Do this -
Each line containing the word "Питание" must be reported.

Information shown -
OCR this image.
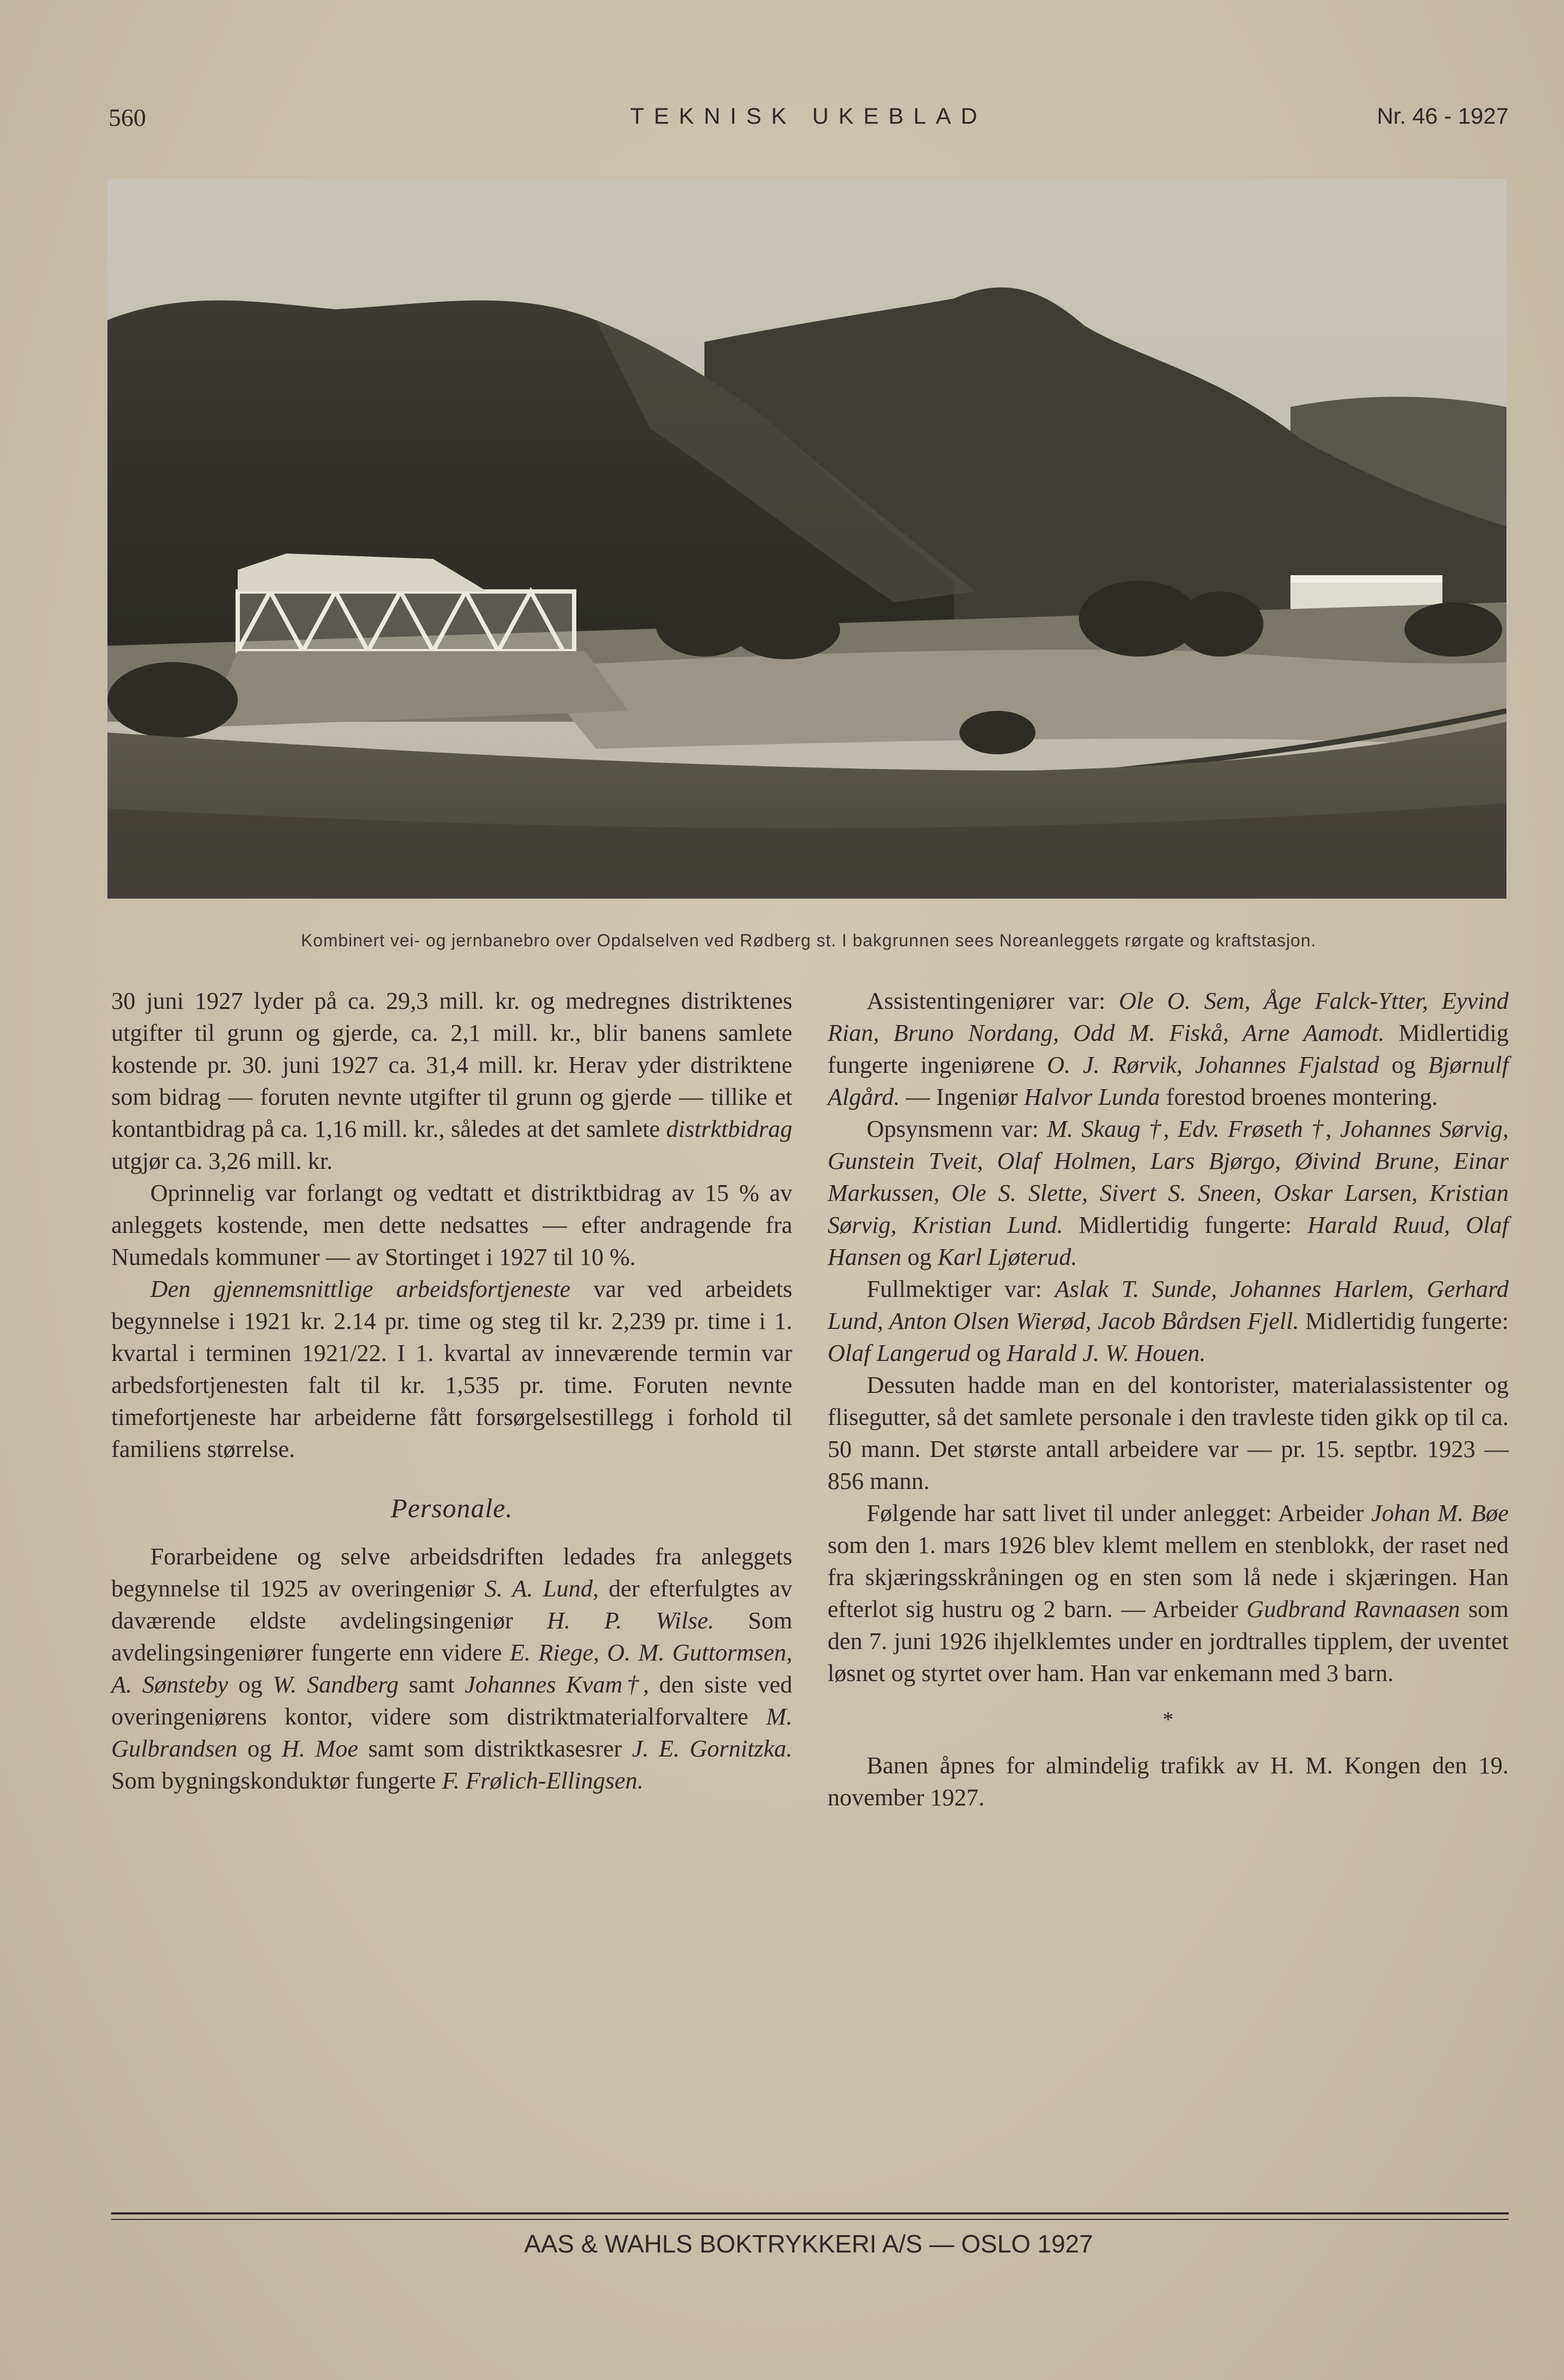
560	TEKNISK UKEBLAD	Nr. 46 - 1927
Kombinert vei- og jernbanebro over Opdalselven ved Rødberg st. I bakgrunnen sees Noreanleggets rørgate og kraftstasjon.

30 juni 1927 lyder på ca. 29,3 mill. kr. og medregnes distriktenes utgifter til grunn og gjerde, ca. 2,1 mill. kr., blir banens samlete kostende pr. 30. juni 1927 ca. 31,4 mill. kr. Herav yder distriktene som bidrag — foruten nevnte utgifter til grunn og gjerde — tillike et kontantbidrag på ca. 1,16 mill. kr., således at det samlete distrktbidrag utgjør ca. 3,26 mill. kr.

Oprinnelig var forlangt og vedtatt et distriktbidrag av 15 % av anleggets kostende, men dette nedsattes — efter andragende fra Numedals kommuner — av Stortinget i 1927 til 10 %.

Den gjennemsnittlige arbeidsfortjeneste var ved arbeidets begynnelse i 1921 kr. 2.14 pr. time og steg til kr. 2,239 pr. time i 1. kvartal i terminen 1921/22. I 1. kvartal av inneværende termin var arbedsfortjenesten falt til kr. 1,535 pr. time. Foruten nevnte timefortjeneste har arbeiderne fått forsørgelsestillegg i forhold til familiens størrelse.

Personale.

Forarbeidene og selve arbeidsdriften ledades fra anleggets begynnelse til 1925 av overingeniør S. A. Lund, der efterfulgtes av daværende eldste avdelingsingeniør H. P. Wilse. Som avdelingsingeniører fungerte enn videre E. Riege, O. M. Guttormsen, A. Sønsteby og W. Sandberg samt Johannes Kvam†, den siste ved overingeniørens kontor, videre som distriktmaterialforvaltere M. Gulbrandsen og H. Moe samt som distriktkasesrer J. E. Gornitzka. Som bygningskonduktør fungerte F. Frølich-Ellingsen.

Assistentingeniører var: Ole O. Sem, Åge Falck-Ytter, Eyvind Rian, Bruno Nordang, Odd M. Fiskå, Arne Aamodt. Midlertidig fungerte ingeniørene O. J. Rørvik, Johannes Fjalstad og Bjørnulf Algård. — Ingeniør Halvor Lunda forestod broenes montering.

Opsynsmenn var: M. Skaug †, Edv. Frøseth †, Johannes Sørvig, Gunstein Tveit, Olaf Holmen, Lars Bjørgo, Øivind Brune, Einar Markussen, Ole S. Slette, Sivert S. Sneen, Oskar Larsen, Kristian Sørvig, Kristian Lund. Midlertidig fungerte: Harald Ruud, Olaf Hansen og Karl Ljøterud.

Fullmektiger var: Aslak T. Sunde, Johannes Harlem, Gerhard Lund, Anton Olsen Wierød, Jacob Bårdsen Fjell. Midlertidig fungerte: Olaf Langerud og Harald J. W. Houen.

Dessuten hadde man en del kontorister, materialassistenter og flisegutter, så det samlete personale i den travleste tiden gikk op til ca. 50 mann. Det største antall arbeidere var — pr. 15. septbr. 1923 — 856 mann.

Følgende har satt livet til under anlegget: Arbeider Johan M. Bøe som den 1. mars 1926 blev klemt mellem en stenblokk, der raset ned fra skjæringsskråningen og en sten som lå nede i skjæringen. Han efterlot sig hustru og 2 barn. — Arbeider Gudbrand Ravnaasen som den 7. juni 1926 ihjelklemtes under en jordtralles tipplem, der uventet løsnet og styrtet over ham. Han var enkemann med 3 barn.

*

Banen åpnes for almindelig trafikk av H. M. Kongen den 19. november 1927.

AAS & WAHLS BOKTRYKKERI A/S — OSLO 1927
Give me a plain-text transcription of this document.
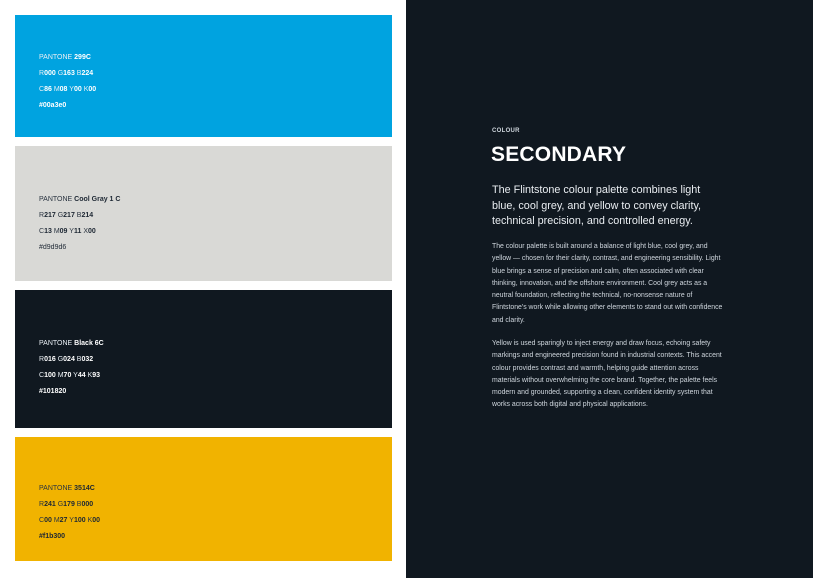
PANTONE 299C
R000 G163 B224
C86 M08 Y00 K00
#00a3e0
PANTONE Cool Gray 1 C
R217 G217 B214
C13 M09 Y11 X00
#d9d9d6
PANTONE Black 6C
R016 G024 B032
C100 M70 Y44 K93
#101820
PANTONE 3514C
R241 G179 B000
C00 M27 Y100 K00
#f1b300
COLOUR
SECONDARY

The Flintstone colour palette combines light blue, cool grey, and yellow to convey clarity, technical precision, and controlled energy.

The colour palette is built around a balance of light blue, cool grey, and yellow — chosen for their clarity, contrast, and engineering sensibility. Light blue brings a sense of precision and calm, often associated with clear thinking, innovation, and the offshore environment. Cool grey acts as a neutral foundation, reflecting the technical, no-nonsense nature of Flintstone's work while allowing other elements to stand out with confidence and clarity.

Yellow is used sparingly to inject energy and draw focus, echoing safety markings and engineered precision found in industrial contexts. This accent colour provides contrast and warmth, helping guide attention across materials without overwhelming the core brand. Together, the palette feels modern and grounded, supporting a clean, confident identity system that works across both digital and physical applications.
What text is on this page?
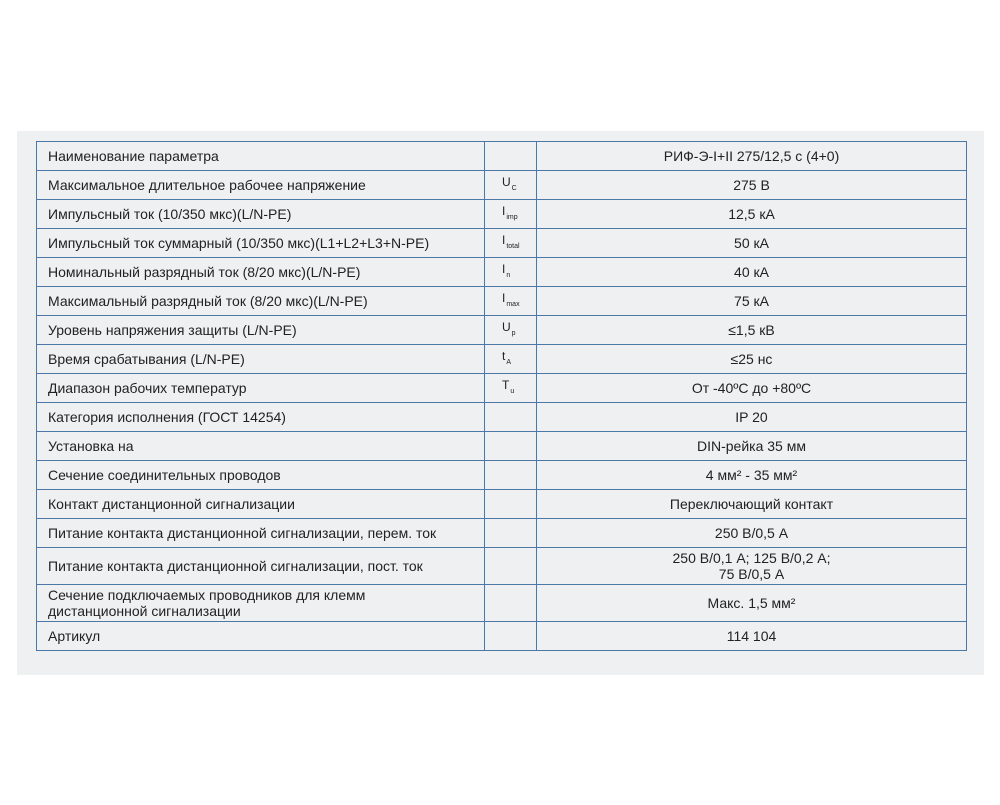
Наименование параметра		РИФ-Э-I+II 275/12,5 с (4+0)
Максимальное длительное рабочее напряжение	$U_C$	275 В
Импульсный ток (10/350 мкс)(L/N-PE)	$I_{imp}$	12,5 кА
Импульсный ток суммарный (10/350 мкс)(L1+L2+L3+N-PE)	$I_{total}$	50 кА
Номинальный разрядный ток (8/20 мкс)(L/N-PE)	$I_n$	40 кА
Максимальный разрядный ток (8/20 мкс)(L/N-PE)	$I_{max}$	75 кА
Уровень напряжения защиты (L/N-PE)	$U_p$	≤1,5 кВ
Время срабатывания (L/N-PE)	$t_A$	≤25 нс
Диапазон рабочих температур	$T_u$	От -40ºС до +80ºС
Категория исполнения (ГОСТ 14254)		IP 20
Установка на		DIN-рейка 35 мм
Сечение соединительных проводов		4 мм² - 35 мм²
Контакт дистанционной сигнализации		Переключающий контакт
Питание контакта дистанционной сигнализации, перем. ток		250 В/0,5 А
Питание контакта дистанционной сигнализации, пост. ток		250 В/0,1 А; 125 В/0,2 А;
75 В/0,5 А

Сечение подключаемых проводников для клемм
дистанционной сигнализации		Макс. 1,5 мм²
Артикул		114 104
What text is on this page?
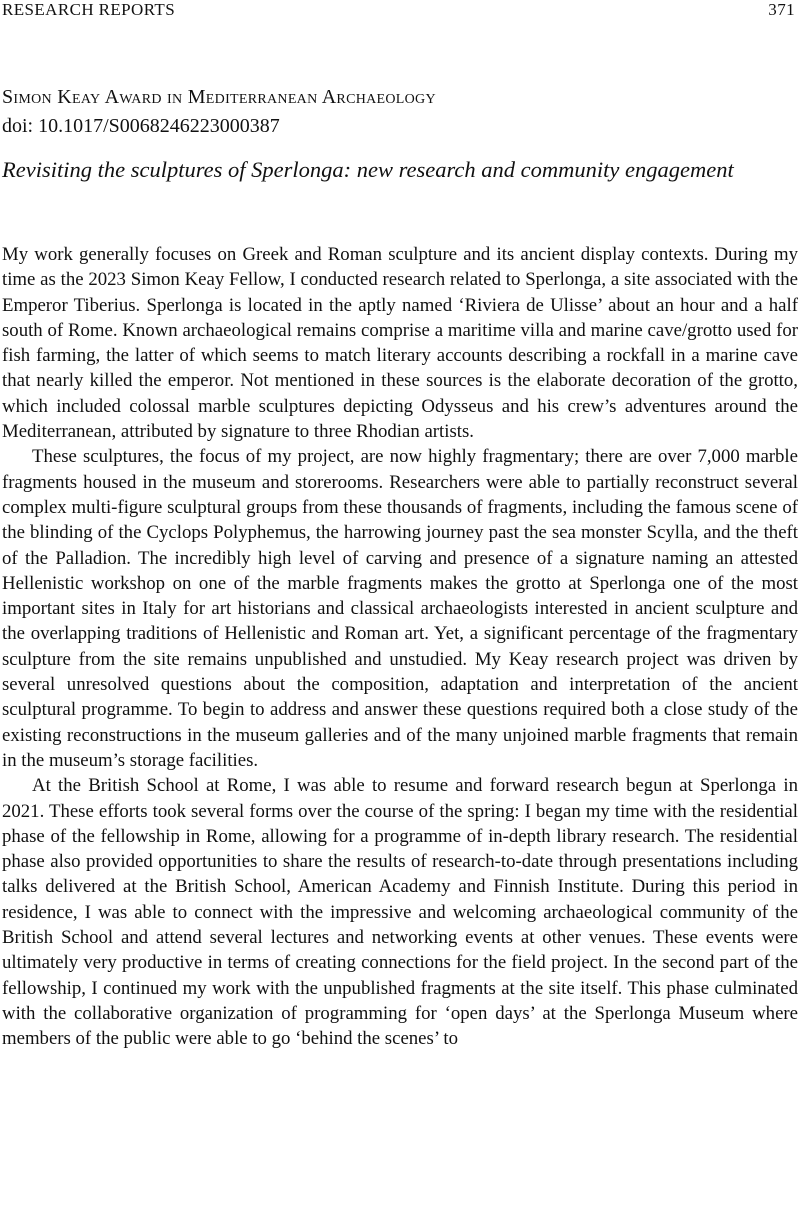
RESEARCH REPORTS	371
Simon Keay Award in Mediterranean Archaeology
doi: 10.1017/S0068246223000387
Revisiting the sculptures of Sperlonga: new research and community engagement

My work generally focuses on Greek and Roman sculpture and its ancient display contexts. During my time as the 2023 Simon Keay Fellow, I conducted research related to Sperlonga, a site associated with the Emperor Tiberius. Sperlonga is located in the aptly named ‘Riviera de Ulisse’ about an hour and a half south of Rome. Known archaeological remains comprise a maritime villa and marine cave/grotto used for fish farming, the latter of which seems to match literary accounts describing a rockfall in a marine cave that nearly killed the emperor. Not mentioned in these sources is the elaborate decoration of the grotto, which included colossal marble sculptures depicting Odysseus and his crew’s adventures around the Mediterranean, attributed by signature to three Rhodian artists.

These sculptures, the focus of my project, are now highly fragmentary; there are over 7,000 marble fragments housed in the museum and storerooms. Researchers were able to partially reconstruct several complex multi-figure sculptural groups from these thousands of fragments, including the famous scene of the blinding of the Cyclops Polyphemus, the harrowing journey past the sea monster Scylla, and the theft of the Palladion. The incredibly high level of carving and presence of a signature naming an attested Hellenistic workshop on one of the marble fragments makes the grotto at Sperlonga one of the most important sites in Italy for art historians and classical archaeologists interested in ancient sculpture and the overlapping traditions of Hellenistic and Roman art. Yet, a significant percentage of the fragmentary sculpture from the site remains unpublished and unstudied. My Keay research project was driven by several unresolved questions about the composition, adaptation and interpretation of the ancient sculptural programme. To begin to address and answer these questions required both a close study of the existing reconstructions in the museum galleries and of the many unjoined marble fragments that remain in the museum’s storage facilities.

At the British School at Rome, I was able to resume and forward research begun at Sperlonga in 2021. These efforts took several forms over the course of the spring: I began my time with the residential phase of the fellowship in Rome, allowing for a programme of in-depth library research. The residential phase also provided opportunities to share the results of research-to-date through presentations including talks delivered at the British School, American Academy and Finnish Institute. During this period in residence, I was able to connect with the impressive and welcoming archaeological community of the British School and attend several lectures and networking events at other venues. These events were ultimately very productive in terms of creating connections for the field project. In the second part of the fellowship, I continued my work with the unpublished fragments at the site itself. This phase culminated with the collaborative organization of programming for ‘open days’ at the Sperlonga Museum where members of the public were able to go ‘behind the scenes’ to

The reply -
Питание контакта дистанционной сигнализации, перем. ток		250 В/0,5 А
Питание контакта дистанционной сигнализации, пост. ток		250 В/0,1 А; 125 В/0,2 А;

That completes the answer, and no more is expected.